**The request**
Each record below must be returned exactly as shown.

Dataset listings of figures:
┄┄┄┄┄┄┄┄┄┄

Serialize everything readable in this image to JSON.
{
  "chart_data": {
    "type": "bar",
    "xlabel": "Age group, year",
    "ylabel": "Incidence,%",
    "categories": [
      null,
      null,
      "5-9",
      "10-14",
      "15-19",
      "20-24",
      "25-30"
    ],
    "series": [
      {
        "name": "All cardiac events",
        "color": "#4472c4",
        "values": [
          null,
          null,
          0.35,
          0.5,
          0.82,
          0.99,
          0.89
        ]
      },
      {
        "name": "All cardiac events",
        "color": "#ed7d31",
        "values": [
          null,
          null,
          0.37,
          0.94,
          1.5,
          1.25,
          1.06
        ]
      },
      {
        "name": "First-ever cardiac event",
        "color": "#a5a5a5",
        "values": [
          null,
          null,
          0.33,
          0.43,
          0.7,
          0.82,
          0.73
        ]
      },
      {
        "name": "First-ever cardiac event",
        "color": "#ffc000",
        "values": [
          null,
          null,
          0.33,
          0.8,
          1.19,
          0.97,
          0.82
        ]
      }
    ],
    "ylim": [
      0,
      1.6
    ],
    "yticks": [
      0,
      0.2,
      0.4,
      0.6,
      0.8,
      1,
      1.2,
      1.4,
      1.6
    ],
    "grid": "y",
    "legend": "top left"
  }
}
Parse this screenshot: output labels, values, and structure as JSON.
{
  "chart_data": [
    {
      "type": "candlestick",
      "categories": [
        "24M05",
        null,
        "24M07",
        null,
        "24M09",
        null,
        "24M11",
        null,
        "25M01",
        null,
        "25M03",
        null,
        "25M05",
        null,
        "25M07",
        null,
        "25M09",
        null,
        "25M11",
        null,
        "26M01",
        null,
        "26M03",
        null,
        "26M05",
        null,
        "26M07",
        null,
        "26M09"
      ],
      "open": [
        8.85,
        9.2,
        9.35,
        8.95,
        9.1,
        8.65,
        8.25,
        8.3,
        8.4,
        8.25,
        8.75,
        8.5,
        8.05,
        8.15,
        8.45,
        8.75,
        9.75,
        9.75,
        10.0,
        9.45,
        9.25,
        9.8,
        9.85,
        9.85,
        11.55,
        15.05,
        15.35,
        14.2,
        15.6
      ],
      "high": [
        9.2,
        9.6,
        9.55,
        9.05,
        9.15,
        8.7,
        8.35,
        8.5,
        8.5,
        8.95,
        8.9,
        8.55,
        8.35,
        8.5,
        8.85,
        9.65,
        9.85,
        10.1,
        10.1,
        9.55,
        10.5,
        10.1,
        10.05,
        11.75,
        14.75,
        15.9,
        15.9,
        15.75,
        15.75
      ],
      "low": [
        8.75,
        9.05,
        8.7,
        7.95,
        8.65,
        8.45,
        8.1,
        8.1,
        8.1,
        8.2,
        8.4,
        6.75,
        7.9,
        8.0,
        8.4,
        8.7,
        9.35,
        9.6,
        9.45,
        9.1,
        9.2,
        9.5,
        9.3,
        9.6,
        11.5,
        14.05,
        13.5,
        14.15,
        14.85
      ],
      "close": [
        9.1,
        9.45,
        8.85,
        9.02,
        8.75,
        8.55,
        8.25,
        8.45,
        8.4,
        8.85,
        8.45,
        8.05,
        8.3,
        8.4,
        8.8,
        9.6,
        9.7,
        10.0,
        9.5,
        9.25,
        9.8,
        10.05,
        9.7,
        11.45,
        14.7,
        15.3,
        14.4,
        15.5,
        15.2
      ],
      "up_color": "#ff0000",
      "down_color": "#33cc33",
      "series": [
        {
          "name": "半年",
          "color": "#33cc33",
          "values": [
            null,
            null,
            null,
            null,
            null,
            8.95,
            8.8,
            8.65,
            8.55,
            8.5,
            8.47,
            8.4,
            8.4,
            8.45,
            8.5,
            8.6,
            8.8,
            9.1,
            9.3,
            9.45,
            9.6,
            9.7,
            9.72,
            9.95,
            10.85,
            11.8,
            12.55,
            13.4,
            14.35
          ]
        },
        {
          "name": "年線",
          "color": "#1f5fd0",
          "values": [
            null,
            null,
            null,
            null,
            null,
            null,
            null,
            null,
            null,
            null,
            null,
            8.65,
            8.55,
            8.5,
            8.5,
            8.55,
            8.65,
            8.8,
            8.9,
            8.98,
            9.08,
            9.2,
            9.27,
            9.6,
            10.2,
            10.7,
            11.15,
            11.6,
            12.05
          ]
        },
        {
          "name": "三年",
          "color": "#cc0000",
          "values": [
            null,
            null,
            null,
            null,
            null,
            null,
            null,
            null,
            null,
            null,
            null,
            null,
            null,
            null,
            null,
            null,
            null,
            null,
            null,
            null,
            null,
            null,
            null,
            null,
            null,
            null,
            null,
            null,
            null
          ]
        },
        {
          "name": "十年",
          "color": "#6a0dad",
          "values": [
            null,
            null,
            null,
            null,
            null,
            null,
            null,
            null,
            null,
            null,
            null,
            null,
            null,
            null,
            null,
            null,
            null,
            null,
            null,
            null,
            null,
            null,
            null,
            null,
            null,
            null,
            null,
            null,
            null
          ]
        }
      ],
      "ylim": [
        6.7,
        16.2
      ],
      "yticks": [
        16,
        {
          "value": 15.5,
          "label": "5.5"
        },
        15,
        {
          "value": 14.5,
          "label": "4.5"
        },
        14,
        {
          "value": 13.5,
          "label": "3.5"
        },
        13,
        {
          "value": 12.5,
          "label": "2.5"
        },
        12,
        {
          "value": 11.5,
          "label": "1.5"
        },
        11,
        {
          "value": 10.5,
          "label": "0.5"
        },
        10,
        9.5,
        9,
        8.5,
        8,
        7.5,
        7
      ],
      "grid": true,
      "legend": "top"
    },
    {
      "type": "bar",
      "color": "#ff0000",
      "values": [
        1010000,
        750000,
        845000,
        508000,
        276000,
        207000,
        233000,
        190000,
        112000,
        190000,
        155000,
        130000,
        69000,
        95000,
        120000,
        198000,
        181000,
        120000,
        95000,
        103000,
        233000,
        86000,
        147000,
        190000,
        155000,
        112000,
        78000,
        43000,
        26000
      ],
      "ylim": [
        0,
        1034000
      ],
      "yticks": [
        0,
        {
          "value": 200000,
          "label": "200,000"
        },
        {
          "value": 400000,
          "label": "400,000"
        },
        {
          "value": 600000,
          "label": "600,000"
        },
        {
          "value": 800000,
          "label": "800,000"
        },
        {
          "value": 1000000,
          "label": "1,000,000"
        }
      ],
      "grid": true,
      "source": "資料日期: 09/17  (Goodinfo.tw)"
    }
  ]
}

┄┄┄┄┄┄┄┄┄┄

**Full output**
Serialize everything readable in this image to JSON.
{
  "chart_data": {
    "type": "bar",
    "xlabel": "Age group, year",
    "ylabel": "Incidence,%",
    "categories": [
      null,
      null,
      "5-9",
      "10-14",
      "15-19",
      "20-24",
      "25-30"
    ],
    "series": [
      {
        "name": "All cardiac events",
        "color": "#4472c4",
        "values": [
          null,
          null,
          0.35,
          0.5,
          0.82,
          0.99,
          0.89
        ]
      },
      {
        "name": "All cardiac events",
        "color": "#ed7d31",
        "values": [
          null,
          null,
          0.37,
          0.94,
          1.5,
          1.25,
          1.06
        ]
      },
      {
        "name": "First-ever cardiac event",
        "color": "#a5a5a5",
        "values": [
          null,
          null,
          0.33,
          0.43,
          0.7,
          0.82,
          0.73
        ]
      },
      {
        "name": "First-ever cardiac event",
        "color": "#ffc000",
        "values": [
          null,
          null,
          0.33,
          0.8,
          1.19,
          0.97,
          0.82
        ]
      }
    ],
    "ylim": [
      0,
      1.6
    ],
    "yticks": [
      0,
      0.2,
      0.4,
      0.6,
      0.8,
      1,
      1.2,
      1.4,
      1.6
    ],
    "grid": "y",
    "legend": "top left"
  }
}
Parse this screenshot: output labels, values, and structure as JSON.
{
  "chart_data": [
    {
      "type": "candlestick",
      "categories": [
        "24M05",
        null,
        "24M07",
        null,
        "24M09",
        null,
        "24M11",
        null,
        "25M01",
        null,
        "25M03",
        null,
        "25M05",
        null,
        "25M07",
        null,
        "25M09",
        null,
        "25M11",
        null,
        "26M01",
        null,
        "26M03",
        null,
        "26M05",
        null,
        "26M07",
        null,
        "26M09"
      ],
      "open": [
        8.85,
        9.2,
        9.35,
        8.95,
        9.1,
        8.65,
        8.25,
        8.3,
        8.4,
        8.25,
        8.75,
        8.5,
        8.05,
        8.15,
        8.45,
        8.75,
        9.75,
        9.75,
        10.0,
        9.45,
        9.25,
        9.8,
        9.85,
        9.85,
        11.55,
        15.05,
        15.35,
        14.2,
        15.6
      ],
      "high": [
        9.2,
        9.6,
        9.55,
        9.05,
        9.15,
        8.7,
        8.35,
        8.5,
        8.5,
        8.95,
        8.9,
        8.55,
        8.35,
        8.5,
        8.85,
        9.65,
        9.85,
        10.1,
        10.1,
        9.55,
        10.5,
        10.1,
        10.05,
        11.75,
        14.75,
        15.9,
        15.9,
        15.75,
        15.75
      ],
      "low": [
        8.75,
        9.05,
        8.7,
        7.95,
        8.65,
        8.45,
        8.1,
        8.1,
        8.1,
        8.2,
        8.4,
        6.75,
        7.9,
        8.0,
        8.4,
        8.7,
        9.35,
        9.6,
        9.45,
        9.1,
        9.2,
        9.5,
        9.3,
        9.6,
        11.5,
        14.05,
        13.5,
        14.15,
        14.85
      ],
      "close": [
        9.1,
        9.45,
        8.85,
        9.02,
        8.75,
        8.55,
        8.25,
        8.45,
        8.4,
        8.85,
        8.45,
        8.05,
        8.3,
        8.4,
        8.8,
        9.6,
        9.7,
        10.0,
        9.5,
        9.25,
        9.8,
        10.05,
        9.7,
        11.45,
        14.7,
        15.3,
        14.4,
        15.5,
        15.2
      ],
      "up_color": "#ff0000",
      "down_color": "#33cc33",
      "series": [
        {
          "name": "半年",
          "color": "#33cc33",
          "values": [
            null,
            null,
            null,
            null,
            null,
            8.95,
            8.8,
            8.65,
            8.55,
            8.5,
            8.47,
            8.4,
            8.4,
            8.45,
            8.5,
            8.6,
            8.8,
            9.1,
            9.3,
            9.45,
            9.6,
            9.7,
            9.72,
            9.95,
            10.85,
            11.8,
            12.55,
            13.4,
            14.35
          ]
        },
        {
          "name": "年線",
          "color": "#1f5fd0",
          "values": [
            null,
            null,
            null,
            null,
            null,
            null,
            null,
            null,
            null,
            null,
            null,
            8.65,
            8.55,
            8.5,
            8.5,
            8.55,
            8.65,
            8.8,
            8.9,
            8.98,
            9.08,
            9.2,
            9.27,
            9.6,
            10.2,
            10.7,
            11.15,
            11.6,
            12.05
          ]
        },
        {
          "name": "三年",
          "color": "#cc0000",
          "values": [
            null,
            null,
            null,
            null,
            null,
            null,
            null,
            null,
            null,
            null,
            null,
            null,
            null,
            null,
            null,
            null,
            null,
            null,
            null,
            null,
            null,
            null,
            null,
            null,
            null,
            null,
            null,
            null,
            null
          ]
        },
        {
          "name": "十年",
          "color": "#6a0dad",
          "values": [
            null,
            null,
            null,
            null,
            null,
            null,
            null,
            null,
            null,
            null,
            null,
            null,
            null,
            null,
            null,
            null,
            null,
            null,
            null,
            null,
            null,
            null,
            null,
            null,
            null,
            null,
            null,
            null,
            null
          ]
        }
      ],
      "ylim": [
        6.7,
        16.2
      ],
      "yticks": [
        16,
        {
          "value": 15.5,
          "label": "5.5"
        },
        15,
        {
          "value": 14.5,
          "label": "4.5"
        },
        14,
        {
          "value": 13.5,
          "label": "3.5"
        },
        13,
        {
          "value": 12.5,
          "label": "2.5"
        },
        12,
        {
          "value": 11.5,
          "label": "1.5"
        },
        11,
        {
          "value": 10.5,
          "label": "0.5"
        },
        10,
        9.5,
        9,
        8.5,
        8,
        7.5,
        7
      ],
      "grid": true,
      "legend": "top"
    },
    {
      "type": "bar",
      "color": "#ff0000",
      "values": [
        1010000,
        750000,
        845000,
        508000,
        276000,
        207000,
        233000,
        190000,
        112000,
        190000,
        155000,
        130000,
        69000,
        95000,
        120000,
        198000,
        181000,
        120000,
        95000,
        103000,
        233000,
        86000,
        147000,
        190000,
        155000,
        112000,
        78000,
        43000,
        26000
      ],
      "ylim": [
        0,
        1034000
      ],
      "yticks": [
        0,
        {
          "value": 200000,
          "label": "200,000"
        },
        {
          "value": 400000,
          "label": "400,000"
        },
        {
          "value": 600000,
          "label": "600,000"
        },
        {
          "value": 800000,
          "label": "800,000"
        },
        {
          "value": 1000000,
          "label": "1,000,000"
        }
      ],
      "grid": true,
      "source": "資料日期: 09/17  (Goodinfo.tw)"
    }
  ]
}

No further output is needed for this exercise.